(AIM OF THE EXERCISE):
Reproduce every line of the listing as written, apart from the pictures.

━━━ RAW RECORDS ━━━

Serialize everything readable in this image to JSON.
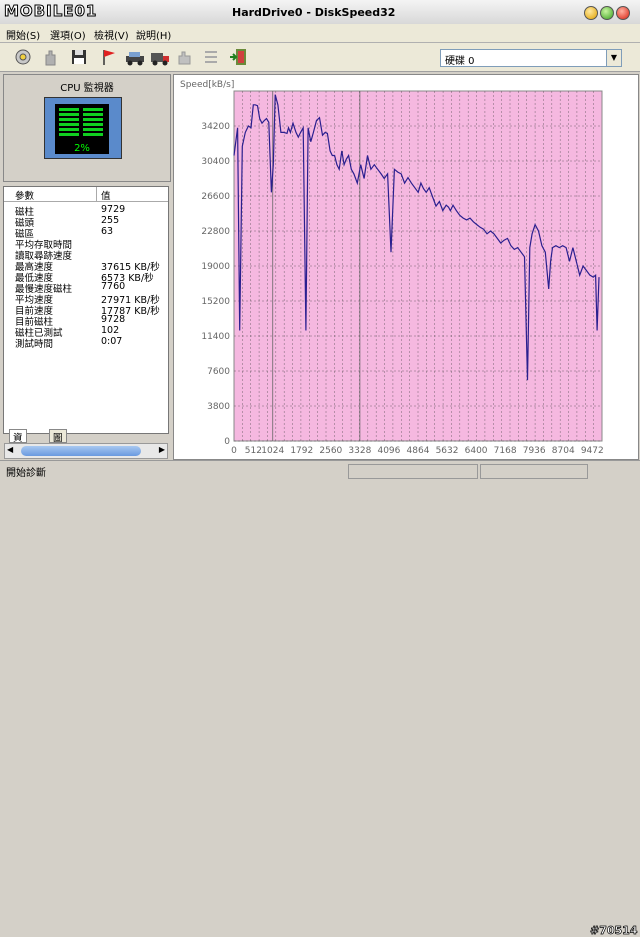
{
  "app": {
    "logo_text": "MOBILE01",
    "window_title": "HardDrive0 - DiskSpeed32"
  },
  "menu": [
    "開始(S)",
    "選項(O)",
    "檢視(V)",
    "說明(H)"
  ],
  "drive_select": {
    "value": "硬碟 0"
  },
  "cpu_monitor": {
    "title": "CPU 監視器",
    "percent": "2%"
  },
  "stats": {
    "header_param": "參數",
    "header_value": "值",
    "rows": [
      {
        "k": "磁柱",
        "v": "9729"
      },
      {
        "k": "磁頭",
        "v": "255"
      },
      {
        "k": "磁區",
        "v": "63"
      },
      {
        "k": "平均存取時間",
        "v": ""
      },
      {
        "k": "讀取尋跡速度",
        "v": ""
      },
      {
        "k": "最高速度",
        "v": "37615 KB/秒"
      },
      {
        "k": "最低速度",
        "v": "6573 KB/秒"
      },
      {
        "k": "最慢速度磁柱",
        "v": "7760"
      },
      {
        "k": "平均速度",
        "v": "27971 KB/秒"
      },
      {
        "k": "目前速度",
        "v": "17787 KB/秒"
      },
      {
        "k": "目前磁柱",
        "v": "9728"
      },
      {
        "k": "磁柱已測試",
        "v": "102"
      },
      {
        "k": "測試時間",
        "v": "0:07"
      }
    ]
  },
  "tabs": [
    "資訊",
    "圖例"
  ],
  "status": {
    "text": "開始診斷",
    "watermark": "#70514"
  },
  "chart_data": {
    "type": "line",
    "ylabel": "Speed[kB/s]",
    "ylim": [
      0,
      38000
    ],
    "xlim": [
      0,
      9729
    ],
    "xticks": [
      0,
      512,
      1024,
      1792,
      2560,
      3328,
      4096,
      4864,
      5632,
      6400,
      7168,
      7936,
      8704,
      9472
    ],
    "yticks": [
      0,
      3800,
      7600,
      11400,
      15200,
      19000,
      22800,
      26600,
      30400,
      34200
    ],
    "colors": {
      "background": "#f5b8e0",
      "line": "#2a1f8f",
      "grid": "#404040"
    },
    "x": [
      0,
      96,
      150,
      220,
      300,
      380,
      450,
      510,
      560,
      620,
      680,
      740,
      800,
      860,
      920,
      990,
      1040,
      1090,
      1160,
      1240,
      1320,
      1400,
      1440,
      1490,
      1560,
      1640,
      1700,
      1760,
      1830,
      1900,
      1960,
      2030,
      2100,
      2180,
      2260,
      2340,
      2410,
      2470,
      2540,
      2600,
      2660,
      2720,
      2780,
      2850,
      2910,
      2970,
      3030,
      3100,
      3170,
      3260,
      3350,
      3440,
      3530,
      3620,
      3710,
      3800,
      3890,
      3970,
      4060,
      4150,
      4240,
      4330,
      4420,
      4510,
      4600,
      4690,
      4780,
      4870,
      4940,
      5010,
      5080,
      5160,
      5250,
      5340,
      5430,
      5520,
      5610,
      5670,
      5720,
      5790,
      5880,
      5970,
      6060,
      6150,
      6240,
      6330,
      6420,
      6510,
      6600,
      6690,
      6780,
      6870,
      6960,
      7050,
      7140,
      7230,
      7320,
      7410,
      7500,
      7590,
      7680,
      7760,
      7820,
      7880,
      7960,
      8050,
      8140,
      8230,
      8320,
      8370,
      8420,
      8510,
      8600,
      8690,
      8780,
      8870,
      8960,
      9050,
      9140,
      9230,
      9320,
      9410,
      9500,
      9560,
      9600,
      9650,
      9690,
      9729
    ],
    "values": [
      31000,
      34000,
      12000,
      32000,
      33500,
      34200,
      34000,
      36500,
      36500,
      36400,
      35000,
      34500,
      34800,
      35000,
      34600,
      27000,
      30000,
      37600,
      36500,
      33500,
      33500,
      33400,
      34000,
      33500,
      34500,
      33500,
      33000,
      33500,
      34000,
      12000,
      34000,
      32500,
      33500,
      34800,
      35100,
      33200,
      33500,
      33400,
      31500,
      31000,
      31000,
      30000,
      29500,
      31500,
      30000,
      30600,
      31000,
      29500,
      29000,
      28000,
      30000,
      28500,
      31000,
      29500,
      30000,
      29500,
      29000,
      28500,
      29000,
      20500,
      29500,
      29200,
      29000,
      28000,
      28600,
      28000,
      27500,
      27000,
      28000,
      27400,
      27000,
      27500,
      26500,
      25500,
      26000,
      25000,
      25600,
      25400,
      25000,
      25600,
      25000,
      24500,
      24200,
      24000,
      24200,
      23800,
      23500,
      23200,
      23000,
      22500,
      22800,
      22500,
      22000,
      21500,
      21800,
      22000,
      21200,
      20800,
      21000,
      20500,
      20000,
      6600,
      21000,
      22500,
      23500,
      22800,
      21200,
      20500,
      16500,
      19500,
      21000,
      21200,
      21000,
      21200,
      21000,
      19500,
      21000,
      19500,
      18000,
      19000,
      18500,
      18000,
      17800,
      18000,
      12000,
      17800
    ]
  }
}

━━━

(EXERCISE RESPONSE):
Serialize everything readable in this image to JSON.
{
  "app": {
    "logo_text": "MOBILE01",
    "window_title": "HardDrive0 - DiskSpeed32"
  },
  "menu": [
    "開始(S)",
    "選項(O)",
    "檢視(V)",
    "說明(H)"
  ],
  "drive_select": {
    "value": "硬碟 0"
  },
  "cpu_monitor": {
    "title": "CPU 監視器",
    "percent": "2%"
  },
  "stats": {
    "header_param": "參數",
    "header_value": "值",
    "rows": [
      {
        "k": "磁柱",
        "v": "9729"
      },
      {
        "k": "磁頭",
        "v": "255"
      },
      {
        "k": "磁區",
        "v": "63"
      },
      {
        "k": "平均存取時間",
        "v": ""
      },
      {
        "k": "讀取尋跡速度",
        "v": ""
      },
      {
        "k": "最高速度",
        "v": "37615 KB/秒"
      },
      {
        "k": "最低速度",
        "v": "6573 KB/秒"
      },
      {
        "k": "最慢速度磁柱",
        "v": "7760"
      },
      {
        "k": "平均速度",
        "v": "27971 KB/秒"
      },
      {
        "k": "目前速度",
        "v": "17787 KB/秒"
      },
      {
        "k": "目前磁柱",
        "v": "9728"
      },
      {
        "k": "磁柱已測試",
        "v": "102"
      },
      {
        "k": "測試時間",
        "v": "0:07"
      }
    ]
  },
  "tabs": [
    "資訊",
    "圖例"
  ],
  "status": {
    "text": "開始診斷",
    "watermark": "#70514"
  },
  "chart_data": {
    "type": "line",
    "ylabel": "Speed[kB/s]",
    "ylim": [
      0,
      38000
    ],
    "xlim": [
      0,
      9729
    ],
    "xticks": [
      0,
      512,
      1024,
      1792,
      2560,
      3328,
      4096,
      4864,
      5632,
      6400,
      7168,
      7936,
      8704,
      9472
    ],
    "yticks": [
      0,
      3800,
      7600,
      11400,
      15200,
      19000,
      22800,
      26600,
      30400,
      34200
    ],
    "colors": {
      "background": "#f5b8e0",
      "line": "#2a1f8f",
      "grid": "#404040"
    },
    "x": [
      0,
      96,
      150,
      220,
      300,
      380,
      450,
      510,
      560,
      620,
      680,
      740,
      800,
      860,
      920,
      990,
      1040,
      1090,
      1160,
      1240,
      1320,
      1400,
      1440,
      1490,
      1560,
      1640,
      1700,
      1760,
      1830,
      1900,
      1960,
      2030,
      2100,
      2180,
      2260,
      2340,
      2410,
      2470,
      2540,
      2600,
      2660,
      2720,
      2780,
      2850,
      2910,
      2970,
      3030,
      3100,
      3170,
      3260,
      3350,
      3440,
      3530,
      3620,
      3710,
      3800,
      3890,
      3970,
      4060,
      4150,
      4240,
      4330,
      4420,
      4510,
      4600,
      4690,
      4780,
      4870,
      4940,
      5010,
      5080,
      5160,
      5250,
      5340,
      5430,
      5520,
      5610,
      5670,
      5720,
      5790,
      5880,
      5970,
      6060,
      6150,
      6240,
      6330,
      6420,
      6510,
      6600,
      6690,
      6780,
      6870,
      6960,
      7050,
      7140,
      7230,
      7320,
      7410,
      7500,
      7590,
      7680,
      7760,
      7820,
      7880,
      7960,
      8050,
      8140,
      8230,
      8320,
      8370,
      8420,
      8510,
      8600,
      8690,
      8780,
      8870,
      8960,
      9050,
      9140,
      9230,
      9320,
      9410,
      9500,
      9560,
      9600,
      9650,
      9690,
      9729
    ],
    "values": [
      31000,
      34000,
      12000,
      32000,
      33500,
      34200,
      34000,
      36500,
      36500,
      36400,
      35000,
      34500,
      34800,
      35000,
      34600,
      27000,
      30000,
      37600,
      36500,
      33500,
      33500,
      33400,
      34000,
      33500,
      34500,
      33500,
      33000,
      33500,
      34000,
      12000,
      34000,
      32500,
      33500,
      34800,
      35100,
      33200,
      33500,
      33400,
      31500,
      31000,
      31000,
      30000,
      29500,
      31500,
      30000,
      30600,
      31000,
      29500,
      29000,
      28000,
      30000,
      28500,
      31000,
      29500,
      30000,
      29500,
      29000,
      28500,
      29000,
      20500,
      29500,
      29200,
      29000,
      28000,
      28600,
      28000,
      27500,
      27000,
      28000,
      27400,
      27000,
      27500,
      26500,
      25500,
      26000,
      25000,
      25600,
      25400,
      25000,
      25600,
      25000,
      24500,
      24200,
      24000,
      24200,
      23800,
      23500,
      23200,
      23000,
      22500,
      22800,
      22500,
      22000,
      21500,
      21800,
      22000,
      21200,
      20800,
      21000,
      20500,
      20000,
      6600,
      21000,
      22500,
      23500,
      22800,
      21200,
      20500,
      16500,
      19500,
      21000,
      21200,
      21000,
      21200,
      21000,
      19500,
      21000,
      19500,
      18000,
      19000,
      18500,
      18000,
      17800,
      18000,
      12000,
      17800
    ]
  }
}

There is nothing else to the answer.